**** RECORDS TO USE

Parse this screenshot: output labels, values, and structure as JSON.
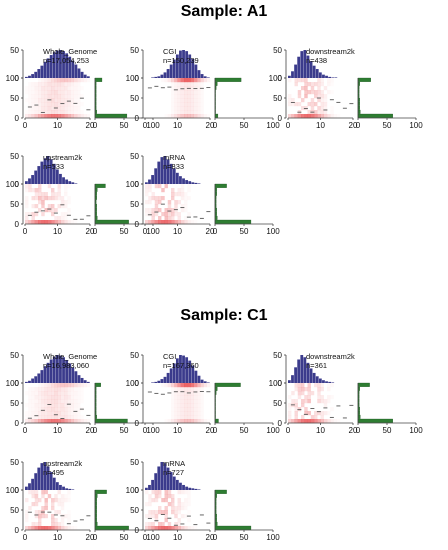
{
  "figure": {
    "samples": [
      {
        "title": "Sample: A1"
      },
      {
        "title": "Sample: C1"
      }
    ]
  },
  "colors": {
    "histogram": "#3b3b8c",
    "marginal": "#2e7d32",
    "heat": "#e8474a",
    "axis": "#444444",
    "median": "#555555"
  },
  "chart_data": [
    {
      "type": "heatmap",
      "sample": "Sample: A1",
      "region": "Whole_Genome",
      "count": "n=17,054,253",
      "xlim": [
        0,
        20
      ],
      "ylim": [
        0,
        100
      ],
      "yticks": [
        0,
        50,
        100
      ],
      "hist_yticks": [
        0,
        50
      ],
      "marginal_xticks": [
        0,
        50,
        100
      ],
      "profile": "wide",
      "top_hist": [
        2,
        4,
        7,
        11,
        16,
        22,
        29,
        35,
        41,
        46,
        49,
        50,
        48,
        44,
        38,
        31,
        24,
        17,
        11,
        6,
        3
      ],
      "side_hist": [
        55,
        3,
        2,
        2,
        2,
        2,
        2,
        2,
        2,
        12
      ]
    },
    {
      "type": "heatmap",
      "sample": "Sample: A1",
      "region": "CGI",
      "count": "n=150,239",
      "xlim": [
        0,
        20
      ],
      "ylim": [
        0,
        100
      ],
      "yticks": [
        0,
        50,
        100
      ],
      "hist_yticks": [
        0,
        50
      ],
      "marginal_xticks": [
        0,
        50,
        100
      ],
      "profile": "high",
      "top_hist": [
        0,
        0,
        1,
        2,
        3,
        6,
        10,
        16,
        24,
        33,
        42,
        49,
        50,
        48,
        42,
        34,
        24,
        14,
        7,
        3,
        1
      ],
      "side_hist": [
        5,
        1,
        1,
        1,
        1,
        1,
        1,
        2,
        4,
        45
      ]
    },
    {
      "type": "heatmap",
      "sample": "Sample: A1",
      "region": "downstream2k",
      "count": "n=438",
      "xlim": [
        0,
        20
      ],
      "ylim": [
        0,
        100
      ],
      "yticks": [
        0,
        50,
        100
      ],
      "hist_yticks": [
        0,
        50
      ],
      "marginal_xticks": [
        0,
        50,
        100
      ],
      "profile": "sparse",
      "top_hist": [
        4,
        12,
        24,
        38,
        48,
        50,
        40,
        30,
        22,
        16,
        10,
        6,
        4,
        2,
        1,
        1,
        0,
        0,
        0,
        0,
        0
      ],
      "side_hist": [
        60,
        4,
        3,
        3,
        3,
        2,
        2,
        2,
        3,
        22
      ]
    },
    {
      "type": "heatmap",
      "sample": "Sample: A1",
      "region": "upstream2k",
      "count": "n=533",
      "xlim": [
        0,
        20
      ],
      "ylim": [
        0,
        100
      ],
      "yticks": [
        0,
        50,
        100
      ],
      "hist_yticks": [
        0,
        50
      ],
      "marginal_xticks": [
        0,
        50,
        100
      ],
      "profile": "sparse",
      "top_hist": [
        5,
        10,
        16,
        24,
        32,
        40,
        46,
        50,
        44,
        36,
        26,
        18,
        12,
        8,
        5,
        3,
        1,
        0,
        0,
        0,
        0
      ],
      "side_hist": [
        58,
        4,
        3,
        3,
        3,
        2,
        3,
        3,
        4,
        18
      ]
    },
    {
      "type": "heatmap",
      "sample": "Sample: A1",
      "region": "mRNA",
      "count": "n=833",
      "xlim": [
        0,
        20
      ],
      "ylim": [
        0,
        100
      ],
      "yticks": [
        0,
        50,
        100
      ],
      "hist_yticks": [
        0,
        50
      ],
      "marginal_xticks": [
        0,
        50,
        100
      ],
      "profile": "sparse",
      "top_hist": [
        3,
        8,
        16,
        28,
        40,
        48,
        50,
        44,
        36,
        28,
        20,
        14,
        10,
        7,
        5,
        3,
        2,
        1,
        0,
        0,
        0
      ],
      "side_hist": [
        62,
        4,
        3,
        3,
        2,
        2,
        2,
        3,
        3,
        20
      ]
    },
    {
      "type": "heatmap",
      "sample": "Sample: C1",
      "region": "Whole_Genome",
      "count": "n=16,983,060",
      "xlim": [
        0,
        20
      ],
      "ylim": [
        0,
        100
      ],
      "yticks": [
        0,
        50,
        100
      ],
      "hist_yticks": [
        0,
        50
      ],
      "marginal_xticks": [
        0,
        50,
        100
      ],
      "profile": "wide",
      "top_hist": [
        2,
        4,
        8,
        12,
        17,
        23,
        30,
        36,
        42,
        47,
        50,
        49,
        46,
        41,
        35,
        28,
        21,
        14,
        9,
        5,
        2
      ],
      "side_hist": [
        56,
        3,
        2,
        2,
        2,
        2,
        2,
        2,
        2,
        10
      ]
    },
    {
      "type": "heatmap",
      "sample": "Sample: C1",
      "region": "CGI",
      "count": "n=167,360",
      "xlim": [
        0,
        20
      ],
      "ylim": [
        0,
        100
      ],
      "yticks": [
        0,
        50,
        100
      ],
      "hist_yticks": [
        0,
        50
      ],
      "marginal_xticks": [
        0,
        50,
        100
      ],
      "profile": "high",
      "top_hist": [
        0,
        0,
        1,
        2,
        4,
        7,
        11,
        18,
        26,
        35,
        44,
        50,
        49,
        46,
        40,
        31,
        22,
        13,
        6,
        3,
        1
      ],
      "side_hist": [
        6,
        1,
        1,
        1,
        1,
        1,
        1,
        2,
        4,
        44
      ]
    },
    {
      "type": "heatmap",
      "sample": "Sample: C1",
      "region": "downstream2k",
      "count": "n=361",
      "xlim": [
        0,
        20
      ],
      "ylim": [
        0,
        100
      ],
      "yticks": [
        0,
        50,
        100
      ],
      "hist_yticks": [
        0,
        50
      ],
      "marginal_xticks": [
        0,
        50,
        100
      ],
      "profile": "sparse",
      "top_hist": [
        5,
        14,
        28,
        42,
        50,
        46,
        36,
        26,
        18,
        12,
        8,
        5,
        3,
        2,
        1,
        0,
        0,
        0,
        0,
        0,
        0
      ],
      "side_hist": [
        60,
        4,
        3,
        3,
        2,
        2,
        2,
        2,
        3,
        20
      ]
    },
    {
      "type": "heatmap",
      "sample": "Sample: C1",
      "region": "upstream2k",
      "count": "n=495",
      "xlim": [
        0,
        20
      ],
      "ylim": [
        0,
        100
      ],
      "yticks": [
        0,
        50,
        100
      ],
      "hist_yticks": [
        0,
        50
      ],
      "marginal_xticks": [
        0,
        50,
        100
      ],
      "profile": "sparse",
      "top_hist": [
        6,
        12,
        20,
        30,
        40,
        48,
        50,
        42,
        32,
        22,
        14,
        9,
        6,
        3,
        2,
        1,
        0,
        0,
        0,
        0,
        0
      ],
      "side_hist": [
        58,
        4,
        3,
        3,
        3,
        3,
        3,
        3,
        4,
        20
      ]
    },
    {
      "type": "heatmap",
      "sample": "Sample: C1",
      "region": "mRNA",
      "count": "n=727",
      "xlim": [
        0,
        20
      ],
      "ylim": [
        0,
        100
      ],
      "yticks": [
        0,
        50,
        100
      ],
      "hist_yticks": [
        0,
        50
      ],
      "marginal_xticks": [
        0,
        50,
        100
      ],
      "profile": "sparse",
      "top_hist": [
        4,
        9,
        18,
        30,
        42,
        50,
        48,
        40,
        32,
        24,
        18,
        13,
        9,
        6,
        4,
        3,
        2,
        1,
        0,
        0,
        0
      ],
      "side_hist": [
        62,
        4,
        3,
        3,
        2,
        2,
        2,
        2,
        3,
        20
      ]
    }
  ]
}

********

◆ REQUIRED WORK
What is wanted is a verbatim transcription of every record above, pictures excluded.

◆ RESULT OF THIS TASK
Parse this screenshot: output labels, values, and structure as JSON.
{
  "figure": {
    "samples": [
      {
        "title": "Sample: A1"
      },
      {
        "title": "Sample: C1"
      }
    ]
  },
  "colors": {
    "histogram": "#3b3b8c",
    "marginal": "#2e7d32",
    "heat": "#e8474a",
    "axis": "#444444",
    "median": "#555555"
  },
  "chart_data": [
    {
      "type": "heatmap",
      "sample": "Sample: A1",
      "region": "Whole_Genome",
      "count": "n=17,054,253",
      "xlim": [
        0,
        20
      ],
      "ylim": [
        0,
        100
      ],
      "yticks": [
        0,
        50,
        100
      ],
      "hist_yticks": [
        0,
        50
      ],
      "marginal_xticks": [
        0,
        50,
        100
      ],
      "profile": "wide",
      "top_hist": [
        2,
        4,
        7,
        11,
        16,
        22,
        29,
        35,
        41,
        46,
        49,
        50,
        48,
        44,
        38,
        31,
        24,
        17,
        11,
        6,
        3
      ],
      "side_hist": [
        55,
        3,
        2,
        2,
        2,
        2,
        2,
        2,
        2,
        12
      ]
    },
    {
      "type": "heatmap",
      "sample": "Sample: A1",
      "region": "CGI",
      "count": "n=150,239",
      "xlim": [
        0,
        20
      ],
      "ylim": [
        0,
        100
      ],
      "yticks": [
        0,
        50,
        100
      ],
      "hist_yticks": [
        0,
        50
      ],
      "marginal_xticks": [
        0,
        50,
        100
      ],
      "profile": "high",
      "top_hist": [
        0,
        0,
        1,
        2,
        3,
        6,
        10,
        16,
        24,
        33,
        42,
        49,
        50,
        48,
        42,
        34,
        24,
        14,
        7,
        3,
        1
      ],
      "side_hist": [
        5,
        1,
        1,
        1,
        1,
        1,
        1,
        2,
        4,
        45
      ]
    },
    {
      "type": "heatmap",
      "sample": "Sample: A1",
      "region": "downstream2k",
      "count": "n=438",
      "xlim": [
        0,
        20
      ],
      "ylim": [
        0,
        100
      ],
      "yticks": [
        0,
        50,
        100
      ],
      "hist_yticks": [
        0,
        50
      ],
      "marginal_xticks": [
        0,
        50,
        100
      ],
      "profile": "sparse",
      "top_hist": [
        4,
        12,
        24,
        38,
        48,
        50,
        40,
        30,
        22,
        16,
        10,
        6,
        4,
        2,
        1,
        1,
        0,
        0,
        0,
        0,
        0
      ],
      "side_hist": [
        60,
        4,
        3,
        3,
        3,
        2,
        2,
        2,
        3,
        22
      ]
    },
    {
      "type": "heatmap",
      "sample": "Sample: A1",
      "region": "upstream2k",
      "count": "n=533",
      "xlim": [
        0,
        20
      ],
      "ylim": [
        0,
        100
      ],
      "yticks": [
        0,
        50,
        100
      ],
      "hist_yticks": [
        0,
        50
      ],
      "marginal_xticks": [
        0,
        50,
        100
      ],
      "profile": "sparse",
      "top_hist": [
        5,
        10,
        16,
        24,
        32,
        40,
        46,
        50,
        44,
        36,
        26,
        18,
        12,
        8,
        5,
        3,
        1,
        0,
        0,
        0,
        0
      ],
      "side_hist": [
        58,
        4,
        3,
        3,
        3,
        2,
        3,
        3,
        4,
        18
      ]
    },
    {
      "type": "heatmap",
      "sample": "Sample: A1",
      "region": "mRNA",
      "count": "n=833",
      "xlim": [
        0,
        20
      ],
      "ylim": [
        0,
        100
      ],
      "yticks": [
        0,
        50,
        100
      ],
      "hist_yticks": [
        0,
        50
      ],
      "marginal_xticks": [
        0,
        50,
        100
      ],
      "profile": "sparse",
      "top_hist": [
        3,
        8,
        16,
        28,
        40,
        48,
        50,
        44,
        36,
        28,
        20,
        14,
        10,
        7,
        5,
        3,
        2,
        1,
        0,
        0,
        0
      ],
      "side_hist": [
        62,
        4,
        3,
        3,
        2,
        2,
        2,
        3,
        3,
        20
      ]
    },
    {
      "type": "heatmap",
      "sample": "Sample: C1",
      "region": "Whole_Genome",
      "count": "n=16,983,060",
      "xlim": [
        0,
        20
      ],
      "ylim": [
        0,
        100
      ],
      "yticks": [
        0,
        50,
        100
      ],
      "hist_yticks": [
        0,
        50
      ],
      "marginal_xticks": [
        0,
        50,
        100
      ],
      "profile": "wide",
      "top_hist": [
        2,
        4,
        8,
        12,
        17,
        23,
        30,
        36,
        42,
        47,
        50,
        49,
        46,
        41,
        35,
        28,
        21,
        14,
        9,
        5,
        2
      ],
      "side_hist": [
        56,
        3,
        2,
        2,
        2,
        2,
        2,
        2,
        2,
        10
      ]
    },
    {
      "type": "heatmap",
      "sample": "Sample: C1",
      "region": "CGI",
      "count": "n=167,360",
      "xlim": [
        0,
        20
      ],
      "ylim": [
        0,
        100
      ],
      "yticks": [
        0,
        50,
        100
      ],
      "hist_yticks": [
        0,
        50
      ],
      "marginal_xticks": [
        0,
        50,
        100
      ],
      "profile": "high",
      "top_hist": [
        0,
        0,
        1,
        2,
        4,
        7,
        11,
        18,
        26,
        35,
        44,
        50,
        49,
        46,
        40,
        31,
        22,
        13,
        6,
        3,
        1
      ],
      "side_hist": [
        6,
        1,
        1,
        1,
        1,
        1,
        1,
        2,
        4,
        44
      ]
    },
    {
      "type": "heatmap",
      "sample": "Sample: C1",
      "region": "downstream2k",
      "count": "n=361",
      "xlim": [
        0,
        20
      ],
      "ylim": [
        0,
        100
      ],
      "yticks": [
        0,
        50,
        100
      ],
      "hist_yticks": [
        0,
        50
      ],
      "marginal_xticks": [
        0,
        50,
        100
      ],
      "profile": "sparse",
      "top_hist": [
        5,
        14,
        28,
        42,
        50,
        46,
        36,
        26,
        18,
        12,
        8,
        5,
        3,
        2,
        1,
        0,
        0,
        0,
        0,
        0,
        0
      ],
      "side_hist": [
        60,
        4,
        3,
        3,
        2,
        2,
        2,
        2,
        3,
        20
      ]
    },
    {
      "type": "heatmap",
      "sample": "Sample: C1",
      "region": "upstream2k",
      "count": "n=495",
      "xlim": [
        0,
        20
      ],
      "ylim": [
        0,
        100
      ],
      "yticks": [
        0,
        50,
        100
      ],
      "hist_yticks": [
        0,
        50
      ],
      "marginal_xticks": [
        0,
        50,
        100
      ],
      "profile": "sparse",
      "top_hist": [
        6,
        12,
        20,
        30,
        40,
        48,
        50,
        42,
        32,
        22,
        14,
        9,
        6,
        3,
        2,
        1,
        0,
        0,
        0,
        0,
        0
      ],
      "side_hist": [
        58,
        4,
        3,
        3,
        3,
        3,
        3,
        3,
        4,
        20
      ]
    },
    {
      "type": "heatmap",
      "sample": "Sample: C1",
      "region": "mRNA",
      "count": "n=727",
      "xlim": [
        0,
        20
      ],
      "ylim": [
        0,
        100
      ],
      "yticks": [
        0,
        50,
        100
      ],
      "hist_yticks": [
        0,
        50
      ],
      "marginal_xticks": [
        0,
        50,
        100
      ],
      "profile": "sparse",
      "top_hist": [
        4,
        9,
        18,
        30,
        42,
        50,
        48,
        40,
        32,
        24,
        18,
        13,
        9,
        6,
        4,
        3,
        2,
        1,
        0,
        0,
        0
      ],
      "side_hist": [
        62,
        4,
        3,
        3,
        2,
        2,
        2,
        2,
        3,
        20
      ]
    }
  ]
}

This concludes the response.